- [Supplied entries]:
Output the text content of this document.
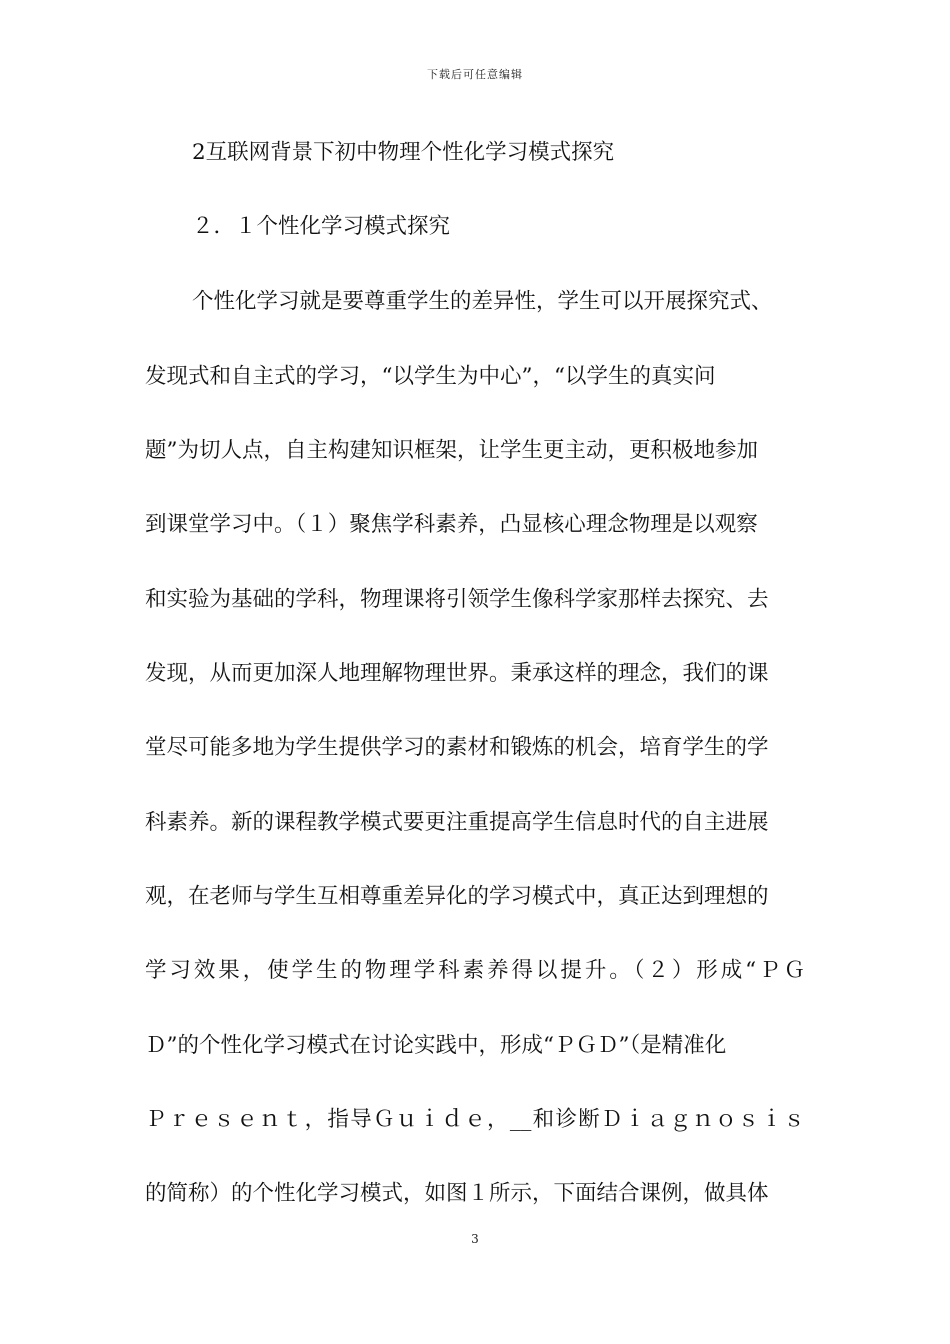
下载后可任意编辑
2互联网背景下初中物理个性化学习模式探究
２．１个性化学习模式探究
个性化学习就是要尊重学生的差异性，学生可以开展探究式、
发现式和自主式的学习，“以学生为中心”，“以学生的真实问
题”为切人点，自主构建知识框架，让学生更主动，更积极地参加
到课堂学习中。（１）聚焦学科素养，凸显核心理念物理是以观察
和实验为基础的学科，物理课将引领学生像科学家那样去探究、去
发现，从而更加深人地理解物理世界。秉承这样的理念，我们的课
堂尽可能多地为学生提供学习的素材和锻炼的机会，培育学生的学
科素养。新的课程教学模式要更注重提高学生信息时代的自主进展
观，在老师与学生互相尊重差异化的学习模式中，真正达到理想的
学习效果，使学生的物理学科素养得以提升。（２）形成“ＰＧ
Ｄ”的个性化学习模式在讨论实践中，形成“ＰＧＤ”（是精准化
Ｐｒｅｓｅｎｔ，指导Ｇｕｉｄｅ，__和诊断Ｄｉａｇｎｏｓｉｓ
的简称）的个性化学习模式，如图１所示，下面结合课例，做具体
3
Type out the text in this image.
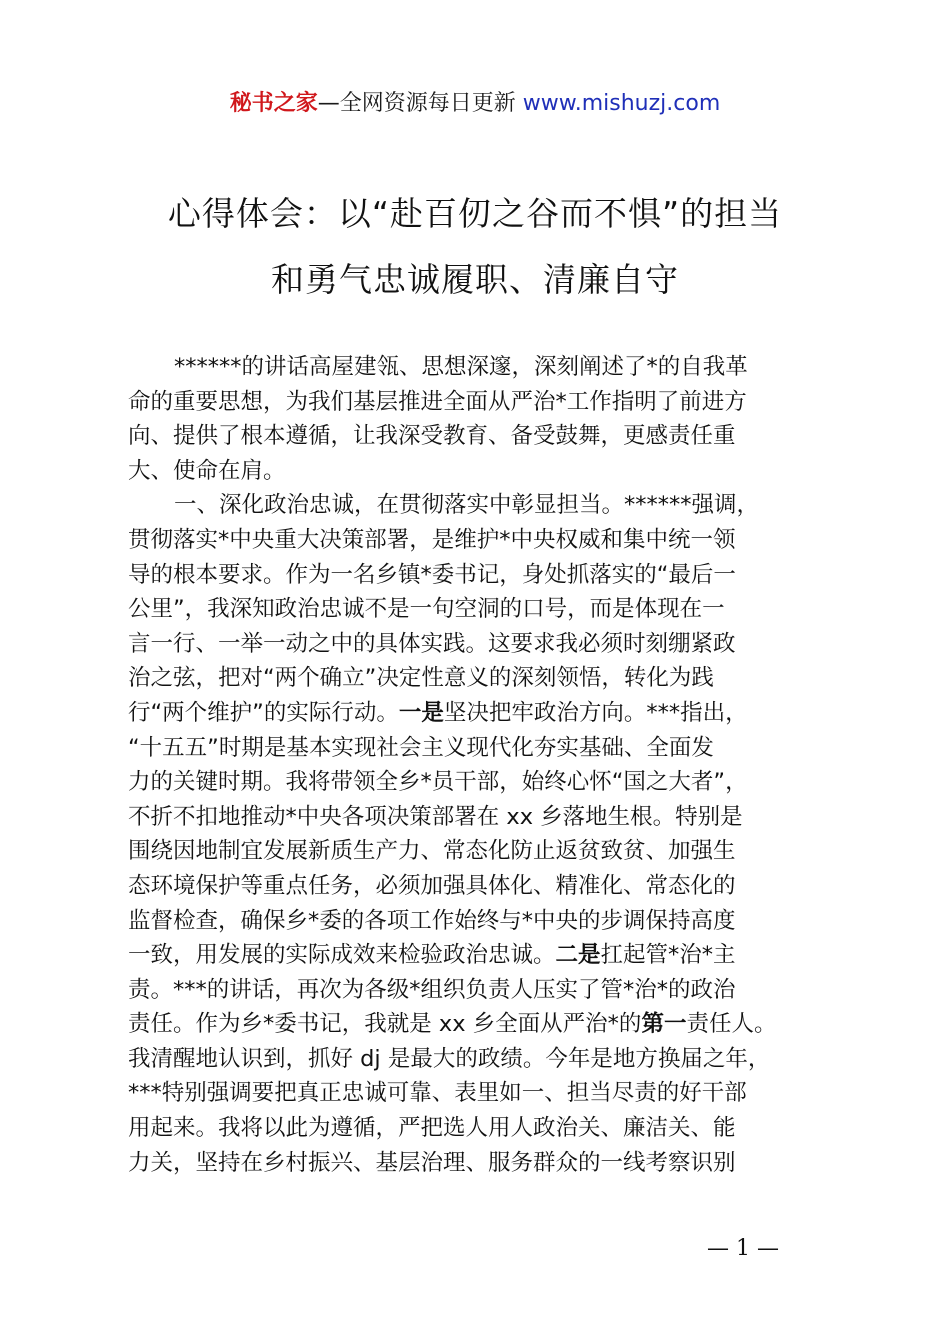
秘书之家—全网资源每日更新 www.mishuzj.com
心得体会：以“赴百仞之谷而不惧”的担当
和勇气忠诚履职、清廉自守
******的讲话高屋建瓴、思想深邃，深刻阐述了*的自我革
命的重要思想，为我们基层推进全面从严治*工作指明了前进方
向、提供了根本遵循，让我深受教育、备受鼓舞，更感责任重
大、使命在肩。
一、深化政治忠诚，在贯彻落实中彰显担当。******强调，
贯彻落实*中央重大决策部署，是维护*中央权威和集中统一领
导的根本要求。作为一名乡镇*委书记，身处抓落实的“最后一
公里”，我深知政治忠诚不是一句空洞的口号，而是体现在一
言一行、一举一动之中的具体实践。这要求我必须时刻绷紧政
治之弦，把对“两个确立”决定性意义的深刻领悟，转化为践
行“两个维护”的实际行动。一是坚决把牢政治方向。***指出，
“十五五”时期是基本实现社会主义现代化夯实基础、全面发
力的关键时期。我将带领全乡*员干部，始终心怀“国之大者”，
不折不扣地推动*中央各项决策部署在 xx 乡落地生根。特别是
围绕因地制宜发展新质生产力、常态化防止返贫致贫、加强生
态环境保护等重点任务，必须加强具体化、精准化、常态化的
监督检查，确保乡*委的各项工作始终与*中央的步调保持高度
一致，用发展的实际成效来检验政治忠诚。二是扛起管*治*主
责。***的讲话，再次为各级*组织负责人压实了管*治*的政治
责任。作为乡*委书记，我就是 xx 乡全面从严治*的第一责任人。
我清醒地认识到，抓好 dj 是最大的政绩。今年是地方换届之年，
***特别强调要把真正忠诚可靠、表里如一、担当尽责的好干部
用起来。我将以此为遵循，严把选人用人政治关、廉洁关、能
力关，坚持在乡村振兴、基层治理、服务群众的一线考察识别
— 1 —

* * *

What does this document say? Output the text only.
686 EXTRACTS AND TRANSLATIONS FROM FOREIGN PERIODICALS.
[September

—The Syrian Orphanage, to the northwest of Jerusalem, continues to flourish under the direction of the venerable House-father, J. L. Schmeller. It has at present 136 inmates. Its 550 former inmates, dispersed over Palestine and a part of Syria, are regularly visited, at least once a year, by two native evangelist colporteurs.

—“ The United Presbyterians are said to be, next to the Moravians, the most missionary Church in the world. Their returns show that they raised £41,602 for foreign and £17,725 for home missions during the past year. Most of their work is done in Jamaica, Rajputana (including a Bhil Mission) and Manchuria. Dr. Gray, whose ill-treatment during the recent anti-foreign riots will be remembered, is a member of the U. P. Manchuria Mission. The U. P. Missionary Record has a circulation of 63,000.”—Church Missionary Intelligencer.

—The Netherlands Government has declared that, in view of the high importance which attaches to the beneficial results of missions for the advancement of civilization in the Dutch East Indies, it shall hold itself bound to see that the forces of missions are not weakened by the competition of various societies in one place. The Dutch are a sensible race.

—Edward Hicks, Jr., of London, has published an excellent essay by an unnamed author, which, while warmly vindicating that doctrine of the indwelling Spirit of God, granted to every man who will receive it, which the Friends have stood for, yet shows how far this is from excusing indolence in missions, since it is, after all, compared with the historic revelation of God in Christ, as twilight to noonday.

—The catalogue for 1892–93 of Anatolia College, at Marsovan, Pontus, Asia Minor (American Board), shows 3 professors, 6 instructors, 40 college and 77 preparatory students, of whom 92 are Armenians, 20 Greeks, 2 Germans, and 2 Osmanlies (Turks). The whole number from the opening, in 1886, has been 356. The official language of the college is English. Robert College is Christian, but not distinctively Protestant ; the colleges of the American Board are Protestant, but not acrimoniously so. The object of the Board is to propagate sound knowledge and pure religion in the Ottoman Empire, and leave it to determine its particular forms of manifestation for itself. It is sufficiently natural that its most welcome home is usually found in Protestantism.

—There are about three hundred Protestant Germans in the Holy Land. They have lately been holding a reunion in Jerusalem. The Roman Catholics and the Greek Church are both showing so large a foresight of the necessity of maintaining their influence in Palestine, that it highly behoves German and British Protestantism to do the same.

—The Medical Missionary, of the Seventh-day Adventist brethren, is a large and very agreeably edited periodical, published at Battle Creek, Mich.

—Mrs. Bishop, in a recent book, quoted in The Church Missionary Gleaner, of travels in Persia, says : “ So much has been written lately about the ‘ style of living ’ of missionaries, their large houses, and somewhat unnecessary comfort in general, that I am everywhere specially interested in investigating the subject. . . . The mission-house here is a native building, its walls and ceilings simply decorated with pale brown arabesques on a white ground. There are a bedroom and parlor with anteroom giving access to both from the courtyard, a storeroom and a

...

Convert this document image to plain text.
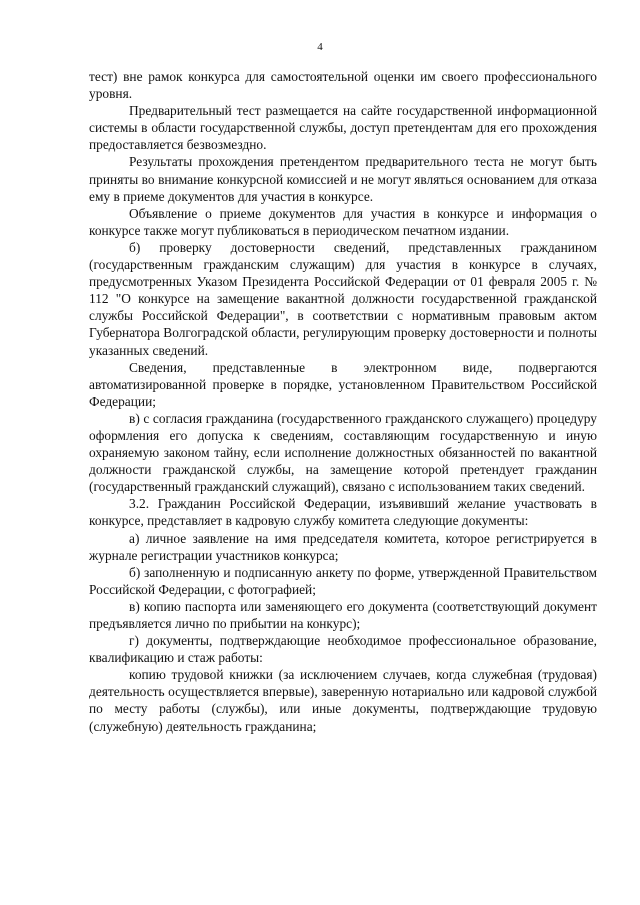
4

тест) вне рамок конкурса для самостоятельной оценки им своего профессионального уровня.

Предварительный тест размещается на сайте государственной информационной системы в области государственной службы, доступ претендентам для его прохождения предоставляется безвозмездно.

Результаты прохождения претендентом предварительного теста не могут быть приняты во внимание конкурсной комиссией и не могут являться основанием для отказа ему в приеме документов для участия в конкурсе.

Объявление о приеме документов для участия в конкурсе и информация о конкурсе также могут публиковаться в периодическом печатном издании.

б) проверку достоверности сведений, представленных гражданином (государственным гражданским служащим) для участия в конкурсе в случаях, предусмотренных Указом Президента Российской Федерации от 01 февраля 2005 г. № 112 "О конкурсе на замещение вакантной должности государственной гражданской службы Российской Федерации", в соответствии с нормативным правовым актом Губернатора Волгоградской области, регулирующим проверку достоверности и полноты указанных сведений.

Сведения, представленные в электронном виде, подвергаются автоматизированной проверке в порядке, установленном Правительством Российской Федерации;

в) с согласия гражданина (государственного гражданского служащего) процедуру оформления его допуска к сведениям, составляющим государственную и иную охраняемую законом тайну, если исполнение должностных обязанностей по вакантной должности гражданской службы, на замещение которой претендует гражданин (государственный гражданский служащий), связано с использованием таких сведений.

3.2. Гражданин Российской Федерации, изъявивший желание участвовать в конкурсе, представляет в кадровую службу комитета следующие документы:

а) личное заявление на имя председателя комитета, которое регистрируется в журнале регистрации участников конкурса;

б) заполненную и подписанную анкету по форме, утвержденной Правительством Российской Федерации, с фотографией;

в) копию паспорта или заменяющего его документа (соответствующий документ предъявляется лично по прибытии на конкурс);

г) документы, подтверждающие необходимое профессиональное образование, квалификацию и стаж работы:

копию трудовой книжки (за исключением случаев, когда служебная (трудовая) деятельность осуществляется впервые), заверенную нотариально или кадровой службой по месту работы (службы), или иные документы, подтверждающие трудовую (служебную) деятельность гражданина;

- [What needs to be done]:
Gather and return every line that holds the string "комитета".

- [Worked answer]:
3.2. Гражданин Российской Федерации, изъявивший желание участвовать в конкурсе, представляет в кадровую службу комитета следующие документы:
а) личное заявление на имя председателя комитета, которое регистрируется в журнале регистрации участников конкурса;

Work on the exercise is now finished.